▶ **Task description**
Transcribe the records that follow. Keep every word exactly, and drop the pictures.
-=-=-=-=-
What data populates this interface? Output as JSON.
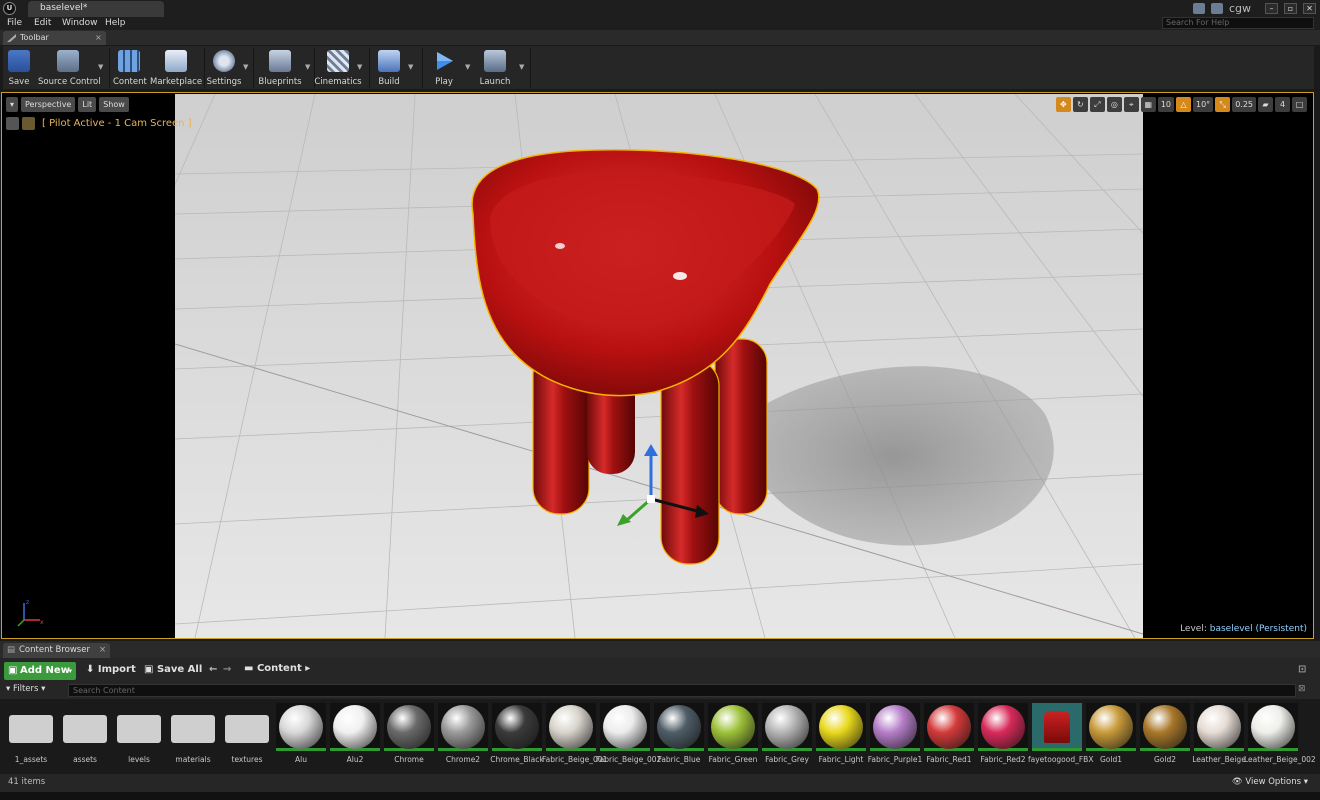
{
  "window": {
    "doc_tab": "baselevel*",
    "user": "cgw",
    "search_help_placeholder": "Search For Help"
  },
  "menu": [
    "File",
    "Edit",
    "Window",
    "Help"
  ],
  "toolbar": {
    "tab_label": "Toolbar",
    "buttons": {
      "save": "Save",
      "source_control": "Source Control",
      "content": "Content",
      "marketplace": "Marketplace",
      "settings": "Settings",
      "blueprints": "Blueprints",
      "cinematics": "Cinematics",
      "build": "Build",
      "play": "Play",
      "launch": "Launch"
    }
  },
  "viewport": {
    "perspective": "Perspective",
    "lit": "Lit",
    "show": "Show",
    "pilot_text": "[ Pilot Active - 1 Cam Screen ]",
    "grid_snap": "10",
    "rot_snap": "10°",
    "scale_snap": "0.25",
    "camera_speed": "4",
    "level_prefix": "Level:",
    "level_name": "baselevel (Persistent)",
    "selection_color": "#f5b400"
  },
  "content_browser": {
    "tab_label": "Content Browser",
    "add_new": "Add New",
    "import": "Import",
    "save_all": "Save All",
    "path": "Content",
    "filters": "Filters",
    "search_placeholder": "Search Content",
    "items_count": "41 items",
    "view_options": "View Options",
    "assets": [
      {
        "name": "1_assets",
        "kind": "folder"
      },
      {
        "name": "assets",
        "kind": "folder"
      },
      {
        "name": "levels",
        "kind": "folder"
      },
      {
        "name": "materials",
        "kind": "folder"
      },
      {
        "name": "textures",
        "kind": "folder"
      },
      {
        "name": "Alu",
        "kind": "material",
        "color": "#d8d8d8"
      },
      {
        "name": "Alu2",
        "kind": "material",
        "color": "#f0f0f0"
      },
      {
        "name": "Chrome",
        "kind": "material",
        "color": "#6a6a6a"
      },
      {
        "name": "Chrome2",
        "kind": "material",
        "color": "#9a9a9a"
      },
      {
        "name": "Chrome_Black",
        "kind": "material",
        "color": "#3a3a3a"
      },
      {
        "name": "Fabric_Beige_001",
        "kind": "material",
        "color": "#d8d4cc"
      },
      {
        "name": "Fabric_Beige_002",
        "kind": "material",
        "color": "#ececec"
      },
      {
        "name": "Fabric_Blue",
        "kind": "material",
        "color": "#4e5d66"
      },
      {
        "name": "Fabric_Green",
        "kind": "material",
        "color": "#9ec23a"
      },
      {
        "name": "Fabric_Grey",
        "kind": "material",
        "color": "#b5b5b5"
      },
      {
        "name": "Fabric_Light",
        "kind": "material",
        "color": "#e8d81c"
      },
      {
        "name": "Fabric_Purple1",
        "kind": "material",
        "color": "#b57ec8"
      },
      {
        "name": "Fabric_Red1",
        "kind": "material",
        "color": "#d43a3a"
      },
      {
        "name": "Fabric_Red2",
        "kind": "material",
        "color": "#d82a5a"
      },
      {
        "name": "fayetoogood_FBX",
        "kind": "mesh",
        "color": "#cc2222"
      },
      {
        "name": "Gold1",
        "kind": "material",
        "color": "#c89a3a"
      },
      {
        "name": "Gold2",
        "kind": "material",
        "color": "#a8782a"
      },
      {
        "name": "Leather_Beige",
        "kind": "material",
        "color": "#e6dcd4"
      },
      {
        "name": "Leather_Beige_002",
        "kind": "material",
        "color": "#eeeeea"
      }
    ]
  }
}
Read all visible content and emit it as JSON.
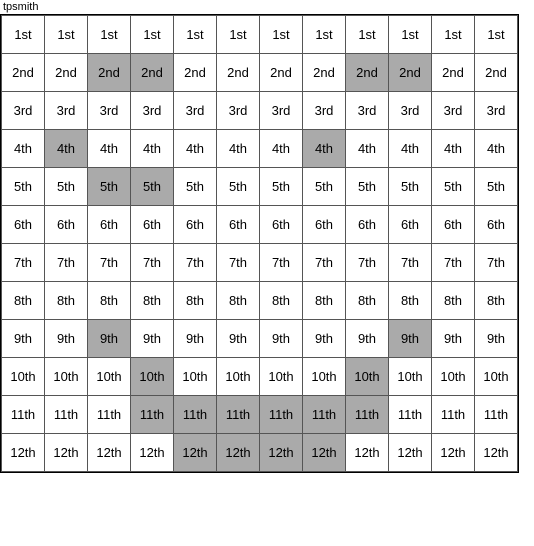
{
  "title": "tpsmith",
  "rows": [
    {
      "label": "1st",
      "highlights": [
        false,
        false,
        false,
        false,
        false,
        false,
        false,
        false,
        false,
        false,
        false,
        false
      ]
    },
    {
      "label": "2nd",
      "highlights": [
        false,
        false,
        true,
        true,
        false,
        false,
        false,
        false,
        true,
        true,
        false,
        false
      ]
    },
    {
      "label": "3rd",
      "highlights": [
        false,
        false,
        false,
        false,
        false,
        false,
        false,
        false,
        false,
        false,
        false,
        false
      ]
    },
    {
      "label": "4th",
      "highlights": [
        false,
        true,
        false,
        false,
        false,
        false,
        false,
        true,
        false,
        false,
        false,
        false
      ]
    },
    {
      "label": "5th",
      "highlights": [
        false,
        false,
        true,
        true,
        false,
        false,
        false,
        false,
        false,
        false,
        false,
        false
      ]
    },
    {
      "label": "6th",
      "highlights": [
        false,
        false,
        false,
        false,
        false,
        false,
        false,
        false,
        false,
        false,
        false,
        false
      ]
    },
    {
      "label": "7th",
      "highlights": [
        false,
        false,
        false,
        false,
        false,
        false,
        false,
        false,
        false,
        false,
        false,
        false
      ]
    },
    {
      "label": "8th",
      "highlights": [
        false,
        false,
        false,
        false,
        false,
        false,
        false,
        false,
        false,
        false,
        false,
        false
      ]
    },
    {
      "label": "9th",
      "highlights": [
        false,
        false,
        true,
        false,
        false,
        false,
        false,
        false,
        false,
        true,
        false,
        false
      ]
    },
    {
      "label": "10th",
      "highlights": [
        false,
        false,
        false,
        true,
        false,
        false,
        false,
        false,
        true,
        false,
        false,
        false
      ]
    },
    {
      "label": "11th",
      "highlights": [
        false,
        false,
        false,
        true,
        true,
        true,
        true,
        true,
        true,
        false,
        false,
        false
      ]
    },
    {
      "label": "12th",
      "highlights": [
        false,
        false,
        false,
        false,
        true,
        true,
        true,
        true,
        false,
        false,
        false,
        false
      ]
    }
  ],
  "cols": 12
}
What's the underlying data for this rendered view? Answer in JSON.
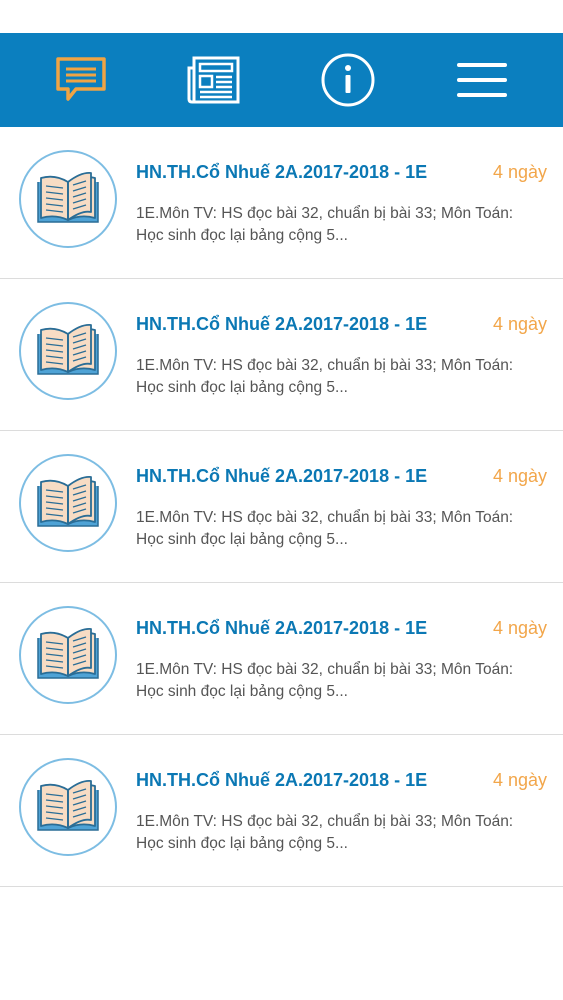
{
  "colors": {
    "nav_bg": "#0b7fbf",
    "active_icon": "#f0a444",
    "inactive_icon": "#ffffff",
    "title": "#0b78b4",
    "time": "#f2a64a",
    "preview": "#555555"
  },
  "nav": {
    "items": [
      {
        "icon": "chat-bubble-icon",
        "active": true
      },
      {
        "icon": "newspaper-icon",
        "active": false
      },
      {
        "icon": "info-icon",
        "active": false
      },
      {
        "icon": "menu-icon",
        "active": false
      }
    ]
  },
  "messages": [
    {
      "icon": "open-book-icon",
      "title": "HN.TH.Cổ Nhuế 2A.2017-2018 - 1E",
      "time": "4 ngày",
      "preview": "1E.Môn TV: HS đọc bài 32, chuẩn bị bài 33; Môn Toán: Học sinh đọc lại bảng cộng 5..."
    },
    {
      "icon": "open-book-icon",
      "title": "HN.TH.Cổ Nhuế 2A.2017-2018 - 1E",
      "time": "4 ngày",
      "preview": "1E.Môn TV: HS đọc bài 32, chuẩn bị bài 33; Môn Toán: Học sinh đọc lại bảng cộng 5..."
    },
    {
      "icon": "open-book-icon",
      "title": "HN.TH.Cổ Nhuế 2A.2017-2018 - 1E",
      "time": "4 ngày",
      "preview": "1E.Môn TV: HS đọc bài 32, chuẩn bị bài 33; Môn Toán: Học sinh đọc lại bảng cộng 5..."
    },
    {
      "icon": "open-book-icon",
      "title": "HN.TH.Cổ Nhuế 2A.2017-2018 - 1E",
      "time": "4 ngày",
      "preview": "1E.Môn TV: HS đọc bài 32, chuẩn bị bài 33; Môn Toán: Học sinh đọc lại bảng cộng 5..."
    },
    {
      "icon": "open-book-icon",
      "title": "HN.TH.Cổ Nhuế 2A.2017-2018 - 1E",
      "time": "4 ngày",
      "preview": "1E.Môn TV: HS đọc bài 32, chuẩn bị bài 33; Môn Toán: Học sinh đọc lại bảng cộng 5..."
    }
  ]
}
-=-=-=-=-
▶ **Exercise response**
What data populates this interface? Output as JSON.
{
  "window": {
    "doc_tab": "baselevel*",
    "user": "cgw",
    "search_help_placeholder": "Search For Help"
  },
  "menu": [
    "File",
    "Edit",
    "Window",
    "Help"
  ],
  "toolbar": {
    "tab_label": "Toolbar",
    "buttons": {
      "save": "Save",
      "source_control": "Source Control",
      "content": "Content",
      "marketplace": "Marketplace",
      "settings": "Settings",
      "blueprints": "Blueprints",
      "cinematics": "Cinematics",
      "build": "Build",
      "play": "Play",
      "launch": "Launch"
    }
  },
  "viewport": {
    "perspective": "Perspective",
    "lit": "Lit",
    "show": "Show",
    "pilot_text": "[ Pilot Active - 1 Cam Screen ]",
    "grid_snap": "10",
    "rot_snap": "10°",
    "scale_snap": "0.25",
    "camera_speed": "4",
    "level_prefix": "Level:",
    "level_name": "baselevel (Persistent)",
    "selection_color": "#f5b400"
  },
  "content_browser": {
    "tab_label": "Content Browser",
    "add_new": "Add New",
    "import": "Import",
    "save_all": "Save All",
    "path": "Content",
    "filters": "Filters",
    "search_placeholder": "Search Content",
    "items_count": "41 items",
    "view_options": "View Options",
    "assets": [
      {
        "name": "1_assets",
        "kind": "folder"
      },
      {
        "name": "assets",
        "kind": "folder"
      },
      {
        "name": "levels",
        "kind": "folder"
      },
      {
        "name": "materials",
        "kind": "folder"
      },
      {
        "name": "textures",
        "kind": "folder"
      },
      {
        "name": "Alu",
        "kind": "material",
        "color": "#d8d8d8"
      },
      {
        "name": "Alu2",
        "kind": "material",
        "color": "#f0f0f0"
      },
      {
        "name": "Chrome",
        "kind": "material",
        "color": "#6a6a6a"
      },
      {
        "name": "Chrome2",
        "kind": "material",
        "color": "#9a9a9a"
      },
      {
        "name": "Chrome_Black",
        "kind": "material",
        "color": "#3a3a3a"
      },
      {
        "name": "Fabric_Beige_001",
        "kind": "material",
        "color": "#d8d4cc"
      },
      {
        "name": "Fabric_Beige_002",
        "kind": "material",
        "color": "#ececec"
      },
      {
        "name": "Fabric_Blue",
        "kind": "material",
        "color": "#4e5d66"
      },
      {
        "name": "Fabric_Green",
        "kind": "material",
        "color": "#9ec23a"
      },
      {
        "name": "Fabric_Grey",
        "kind": "material",
        "color": "#b5b5b5"
      },
      {
        "name": "Fabric_Light",
        "kind": "material",
        "color": "#e8d81c"
      },
      {
        "name": "Fabric_Purple1",
        "kind": "material",
        "color": "#b57ec8"
      },
      {
        "name": "Fabric_Red1",
        "kind": "material",
        "color": "#d43a3a"
      },
      {
        "name": "Fabric_Red2",
        "kind": "material",
        "color": "#d82a5a"
      },
      {
        "name": "fayetoogood_FBX",
        "kind": "mesh",
        "color": "#cc2222"
      },
      {
        "name": "Gold1",
        "kind": "material",
        "color": "#c89a3a"
      },
      {
        "name": "Gold2",
        "kind": "material",
        "color": "#a8782a"
      },
      {
        "name": "Leather_Beige",
        "kind": "material",
        "color": "#e6dcd4"
      },
      {
        "name": "Leather_Beige_002",
        "kind": "material",
        "color": "#eeeeea"
      }
    ]
  }
}
Read all visible content and emit it as JSON.
{
  "title": "tpsmith",
  "rows": [
    {
      "label": "1st",
      "highlights": [
        false,
        false,
        false,
        false,
        false,
        false,
        false,
        false,
        false,
        false,
        false,
        false
      ]
    },
    {
      "label": "2nd",
      "highlights": [
        false,
        false,
        true,
        true,
        false,
        false,
        false,
        false,
        true,
        true,
        false,
        false
      ]
    },
    {
      "label": "3rd",
      "highlights": [
        false,
        false,
        false,
        false,
        false,
        false,
        false,
        false,
        false,
        false,
        false,
        false
      ]
    },
    {
      "label": "4th",
      "highlights": [
        false,
        true,
        false,
        false,
        false,
        false,
        false,
        true,
        false,
        false,
        false,
        false
      ]
    },
    {
      "label": "5th",
      "highlights": [
        false,
        false,
        true,
        true,
        false,
        false,
        false,
        false,
        false,
        false,
        false,
        false
      ]
    },
    {
      "label": "6th",
      "highlights": [
        false,
        false,
        false,
        false,
        false,
        false,
        false,
        false,
        false,
        false,
        false,
        false
      ]
    },
    {
      "label": "7th",
      "highlights": [
        false,
        false,
        false,
        false,
        false,
        false,
        false,
        false,
        false,
        false,
        false,
        false
      ]
    },
    {
      "label": "8th",
      "highlights": [
        false,
        false,
        false,
        false,
        false,
        false,
        false,
        false,
        false,
        false,
        false,
        false
      ]
    },
    {
      "label": "9th",
      "highlights": [
        false,
        false,
        true,
        false,
        false,
        false,
        false,
        false,
        false,
        true,
        false,
        false
      ]
    },
    {
      "label": "10th",
      "highlights": [
        false,
        false,
        false,
        true,
        false,
        false,
        false,
        false,
        true,
        false,
        false,
        false
      ]
    },
    {
      "label": "11th",
      "highlights": [
        false,
        false,
        false,
        true,
        true,
        true,
        true,
        true,
        true,
        false,
        false,
        false
      ]
    },
    {
      "label": "12th",
      "highlights": [
        false,
        false,
        false,
        false,
        true,
        true,
        true,
        true,
        false,
        false,
        false,
        false
      ]
    }
  ],
  "cols": 12
}
What's the underlying data for this rendered view? Answer in JSON.
{
  "colors": {
    "nav_bg": "#0b7fbf",
    "active_icon": "#f0a444",
    "inactive_icon": "#ffffff",
    "title": "#0b78b4",
    "time": "#f2a64a",
    "preview": "#555555"
  },
  "nav": {
    "items": [
      {
        "icon": "chat-bubble-icon",
        "active": true
      },
      {
        "icon": "newspaper-icon",
        "active": false
      },
      {
        "icon": "info-icon",
        "active": false
      },
      {
        "icon": "menu-icon",
        "active": false
      }
    ]
  },
  "messages": [
    {
      "icon": "open-book-icon",
      "title": "HN.TH.Cổ Nhuế 2A.2017-2018 - 1E",
      "time": "4 ngày",
      "preview": "1E.Môn TV: HS đọc bài 32, chuẩn bị bài 33; Môn Toán: Học sinh đọc lại bảng cộng 5..."
    },
    {
      "icon": "open-book-icon",
      "title": "HN.TH.Cổ Nhuế 2A.2017-2018 - 1E",
      "time": "4 ngày",
      "preview": "1E.Môn TV: HS đọc bài 32, chuẩn bị bài 33; Môn Toán: Học sinh đọc lại bảng cộng 5..."
    },
    {
      "icon": "open-book-icon",
      "title": "HN.TH.Cổ Nhuế 2A.2017-2018 - 1E",
      "time": "4 ngày",
      "preview": "1E.Môn TV: HS đọc bài 32, chuẩn bị bài 33; Môn Toán: Học sinh đọc lại bảng cộng 5..."
    },
    {
      "icon": "open-book-icon",
      "title": "HN.TH.Cổ Nhuế 2A.2017-2018 - 1E",
      "time": "4 ngày",
      "preview": "1E.Môn TV: HS đọc bài 32, chuẩn bị bài 33; Môn Toán: Học sinh đọc lại bảng cộng 5..."
    },
    {
      "icon": "open-book-icon",
      "title": "HN.TH.Cổ Nhuế 2A.2017-2018 - 1E",
      "time": "4 ngày",
      "preview": "1E.Môn TV: HS đọc bài 32, chuẩn bị bài 33; Môn Toán: Học sinh đọc lại bảng cộng 5..."
    }
  ]
}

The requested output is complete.